----- Records for processing
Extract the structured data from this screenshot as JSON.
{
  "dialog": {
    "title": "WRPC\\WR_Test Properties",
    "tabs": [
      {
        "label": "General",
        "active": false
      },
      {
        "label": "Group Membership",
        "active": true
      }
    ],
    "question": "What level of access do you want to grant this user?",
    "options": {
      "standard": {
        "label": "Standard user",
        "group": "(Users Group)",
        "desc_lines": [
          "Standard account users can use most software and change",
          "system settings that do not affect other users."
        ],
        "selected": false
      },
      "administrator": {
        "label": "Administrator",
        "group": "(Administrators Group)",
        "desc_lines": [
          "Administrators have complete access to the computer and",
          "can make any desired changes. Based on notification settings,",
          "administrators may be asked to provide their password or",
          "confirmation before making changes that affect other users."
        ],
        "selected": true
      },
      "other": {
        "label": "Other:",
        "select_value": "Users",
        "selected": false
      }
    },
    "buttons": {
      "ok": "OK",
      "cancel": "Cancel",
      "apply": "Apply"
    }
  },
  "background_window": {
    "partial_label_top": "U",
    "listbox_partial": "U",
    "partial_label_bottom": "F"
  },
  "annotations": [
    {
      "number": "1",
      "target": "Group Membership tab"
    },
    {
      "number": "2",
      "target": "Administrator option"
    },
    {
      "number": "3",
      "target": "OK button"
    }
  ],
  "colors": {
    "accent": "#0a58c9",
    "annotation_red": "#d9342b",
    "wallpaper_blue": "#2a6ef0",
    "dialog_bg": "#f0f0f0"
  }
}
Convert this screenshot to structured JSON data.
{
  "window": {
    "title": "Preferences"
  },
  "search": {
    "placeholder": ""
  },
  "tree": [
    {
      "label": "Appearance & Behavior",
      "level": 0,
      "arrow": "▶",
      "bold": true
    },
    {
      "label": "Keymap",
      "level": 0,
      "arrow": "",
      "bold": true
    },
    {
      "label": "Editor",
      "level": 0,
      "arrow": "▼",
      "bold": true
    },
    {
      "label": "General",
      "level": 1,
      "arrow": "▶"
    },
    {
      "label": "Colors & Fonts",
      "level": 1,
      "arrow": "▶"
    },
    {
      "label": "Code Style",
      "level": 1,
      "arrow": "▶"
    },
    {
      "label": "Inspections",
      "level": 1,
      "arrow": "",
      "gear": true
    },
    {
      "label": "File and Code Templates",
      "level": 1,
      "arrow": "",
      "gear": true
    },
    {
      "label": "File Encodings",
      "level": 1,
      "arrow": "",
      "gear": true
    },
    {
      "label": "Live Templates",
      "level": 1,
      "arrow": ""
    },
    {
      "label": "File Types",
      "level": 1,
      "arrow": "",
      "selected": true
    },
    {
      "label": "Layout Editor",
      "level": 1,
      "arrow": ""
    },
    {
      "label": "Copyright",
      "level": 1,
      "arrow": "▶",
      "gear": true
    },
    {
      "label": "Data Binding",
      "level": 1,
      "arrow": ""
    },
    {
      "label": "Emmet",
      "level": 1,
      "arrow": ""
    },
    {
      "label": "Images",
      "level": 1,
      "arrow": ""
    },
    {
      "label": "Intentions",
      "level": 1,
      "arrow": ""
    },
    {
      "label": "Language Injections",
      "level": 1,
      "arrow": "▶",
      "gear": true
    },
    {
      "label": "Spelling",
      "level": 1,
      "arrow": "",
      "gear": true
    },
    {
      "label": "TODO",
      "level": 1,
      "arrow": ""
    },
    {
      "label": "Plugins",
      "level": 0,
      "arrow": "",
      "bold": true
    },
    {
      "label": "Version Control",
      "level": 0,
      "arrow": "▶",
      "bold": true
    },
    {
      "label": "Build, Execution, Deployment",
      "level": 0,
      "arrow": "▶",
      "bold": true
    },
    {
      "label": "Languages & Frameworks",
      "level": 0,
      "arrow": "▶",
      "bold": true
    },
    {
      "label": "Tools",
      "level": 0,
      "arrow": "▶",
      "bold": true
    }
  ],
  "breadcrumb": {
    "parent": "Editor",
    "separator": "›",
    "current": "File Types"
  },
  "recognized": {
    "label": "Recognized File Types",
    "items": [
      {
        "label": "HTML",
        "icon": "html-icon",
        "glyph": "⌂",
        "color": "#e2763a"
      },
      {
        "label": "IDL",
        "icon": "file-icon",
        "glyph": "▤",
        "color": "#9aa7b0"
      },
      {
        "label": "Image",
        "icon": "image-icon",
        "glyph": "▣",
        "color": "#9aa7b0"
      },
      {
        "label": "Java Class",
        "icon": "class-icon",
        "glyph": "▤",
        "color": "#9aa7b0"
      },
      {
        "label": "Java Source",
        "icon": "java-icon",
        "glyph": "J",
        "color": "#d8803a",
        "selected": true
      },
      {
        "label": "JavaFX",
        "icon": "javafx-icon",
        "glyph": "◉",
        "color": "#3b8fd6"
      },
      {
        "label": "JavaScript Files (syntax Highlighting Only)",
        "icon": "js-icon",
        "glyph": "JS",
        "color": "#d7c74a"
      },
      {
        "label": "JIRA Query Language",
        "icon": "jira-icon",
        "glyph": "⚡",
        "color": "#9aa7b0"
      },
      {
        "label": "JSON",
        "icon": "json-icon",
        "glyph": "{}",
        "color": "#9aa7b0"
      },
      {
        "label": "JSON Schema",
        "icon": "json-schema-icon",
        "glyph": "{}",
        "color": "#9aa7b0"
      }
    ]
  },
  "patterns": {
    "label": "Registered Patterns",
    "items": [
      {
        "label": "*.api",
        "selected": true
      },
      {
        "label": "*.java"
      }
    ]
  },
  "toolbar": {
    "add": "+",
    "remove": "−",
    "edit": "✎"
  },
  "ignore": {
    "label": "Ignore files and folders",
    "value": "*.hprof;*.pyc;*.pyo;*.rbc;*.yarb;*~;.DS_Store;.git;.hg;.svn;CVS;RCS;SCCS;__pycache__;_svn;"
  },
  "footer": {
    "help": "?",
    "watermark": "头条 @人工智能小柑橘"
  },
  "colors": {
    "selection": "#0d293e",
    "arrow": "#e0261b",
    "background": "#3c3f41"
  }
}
----------
What is being asked:
Please copy out each record, character for character.

Solved exercise:
Extract the structured data from this screenshot as JSON.
{
  "dialog": {
    "title": "WRPC\\WR_Test Properties",
    "tabs": [
      {
        "label": "General",
        "active": false
      },
      {
        "label": "Group Membership",
        "active": true
      }
    ],
    "question": "What level of access do you want to grant this user?",
    "options": {
      "standard": {
        "label": "Standard user",
        "group": "(Users Group)",
        "desc_lines": [
          "Standard account users can use most software and change",
          "system settings that do not affect other users."
        ],
        "selected": false
      },
      "administrator": {
        "label": "Administrator",
        "group": "(Administrators Group)",
        "desc_lines": [
          "Administrators have complete access to the computer and",
          "can make any desired changes. Based on notification settings,",
          "administrators may be asked to provide their password or",
          "confirmation before making changes that affect other users."
        ],
        "selected": true
      },
      "other": {
        "label": "Other:",
        "select_value": "Users",
        "selected": false
      }
    },
    "buttons": {
      "ok": "OK",
      "cancel": "Cancel",
      "apply": "Apply"
    }
  },
  "background_window": {
    "partial_label_top": "U",
    "listbox_partial": "U",
    "partial_label_bottom": "F"
  },
  "annotations": [
    {
      "number": "1",
      "target": "Group Membership tab"
    },
    {
      "number": "2",
      "target": "Administrator option"
    },
    {
      "number": "3",
      "target": "OK button"
    }
  ],
  "colors": {
    "accent": "#0a58c9",
    "annotation_red": "#d9342b",
    "wallpaper_blue": "#2a6ef0",
    "dialog_bg": "#f0f0f0"
  }
}
Convert this screenshot to structured JSON data.
{
  "window": {
    "title": "Preferences"
  },
  "search": {
    "placeholder": ""
  },
  "tree": [
    {
      "label": "Appearance & Behavior",
      "level": 0,
      "arrow": "▶",
      "bold": true
    },
    {
      "label": "Keymap",
      "level": 0,
      "arrow": "",
      "bold": true
    },
    {
      "label": "Editor",
      "level": 0,
      "arrow": "▼",
      "bold": true
    },
    {
      "label": "General",
      "level": 1,
      "arrow": "▶"
    },
    {
      "label": "Colors & Fonts",
      "level": 1,
      "arrow": "▶"
    },
    {
      "label": "Code Style",
      "level": 1,
      "arrow": "▶"
    },
    {
      "label": "Inspections",
      "level": 1,
      "arrow": "",
      "gear": true
    },
    {
      "label": "File and Code Templates",
      "level": 1,
      "arrow": "",
      "gear": true
    },
    {
      "label": "File Encodings",
      "level": 1,
      "arrow": "",
      "gear": true
    },
    {
      "label": "Live Templates",
      "level": 1,
      "arrow": ""
    },
    {
      "label": "File Types",
      "level": 1,
      "arrow": "",
      "selected": true
    },
    {
      "label": "Layout Editor",
      "level": 1,
      "arrow": ""
    },
    {
      "label": "Copyright",
      "level": 1,
      "arrow": "▶",
      "gear": true
    },
    {
      "label": "Data Binding",
      "level": 1,
      "arrow": ""
    },
    {
      "label": "Emmet",
      "level": 1,
      "arrow": ""
    },
    {
      "label": "Images",
      "level": 1,
      "arrow": ""
    },
    {
      "label": "Intentions",
      "level": 1,
      "arrow": ""
    },
    {
      "label": "Language Injections",
      "level": 1,
      "arrow": "▶",
      "gear": true
    },
    {
      "label": "Spelling",
      "level": 1,
      "arrow": "",
      "gear": true
    },
    {
      "label": "TODO",
      "level": 1,
      "arrow": ""
    },
    {
      "label": "Plugins",
      "level": 0,
      "arrow": "",
      "bold": true
    },
    {
      "label": "Version Control",
      "level": 0,
      "arrow": "▶",
      "bold": true
    },
    {
      "label": "Build, Execution, Deployment",
      "level": 0,
      "arrow": "▶",
      "bold": true
    },
    {
      "label": "Languages & Frameworks",
      "level": 0,
      "arrow": "▶",
      "bold": true
    },
    {
      "label": "Tools",
      "level": 0,
      "arrow": "▶",
      "bold": true
    }
  ],
  "breadcrumb": {
    "parent": "Editor",
    "separator": "›",
    "current": "File Types"
  },
  "recognized": {
    "label": "Recognized File Types",
    "items": [
      {
        "label": "HTML",
        "icon": "html-icon",
        "glyph": "⌂",
        "color": "#e2763a"
      },
      {
        "label": "IDL",
        "icon": "file-icon",
        "glyph": "▤",
        "color": "#9aa7b0"
      },
      {
        "label": "Image",
        "icon": "image-icon",
        "glyph": "▣",
        "color": "#9aa7b0"
      },
      {
        "label": "Java Class",
        "icon": "class-icon",
        "glyph": "▤",
        "color": "#9aa7b0"
      },
      {
        "label": "Java Source",
        "icon": "java-icon",
        "glyph": "J",
        "color": "#d8803a",
        "selected": true
      },
      {
        "label": "JavaFX",
        "icon": "javafx-icon",
        "glyph": "◉",
        "color": "#3b8fd6"
      },
      {
        "label": "JavaScript Files (syntax Highlighting Only)",
        "icon": "js-icon",
        "glyph": "JS",
        "color": "#d7c74a"
      },
      {
        "label": "JIRA Query Language",
        "icon": "jira-icon",
        "glyph": "⚡",
        "color": "#9aa7b0"
      },
      {
        "label": "JSON",
        "icon": "json-icon",
        "glyph": "{}",
        "color": "#9aa7b0"
      },
      {
        "label": "JSON Schema",
        "icon": "json-schema-icon",
        "glyph": "{}",
        "color": "#9aa7b0"
      }
    ]
  },
  "patterns": {
    "label": "Registered Patterns",
    "items": [
      {
        "label": "*.api",
        "selected": true
      },
      {
        "label": "*.java"
      }
    ]
  },
  "toolbar": {
    "add": "+",
    "remove": "−",
    "edit": "✎"
  },
  "ignore": {
    "label": "Ignore files and folders",
    "value": "*.hprof;*.pyc;*.pyo;*.rbc;*.yarb;*~;.DS_Store;.git;.hg;.svn;CVS;RCS;SCCS;__pycache__;_svn;"
  },
  "footer": {
    "help": "?",
    "watermark": "头条 @人工智能小柑橘"
  },
  "colors": {
    "selection": "#0d293e",
    "arrow": "#e0261b",
    "background": "#3c3f41"
  }
}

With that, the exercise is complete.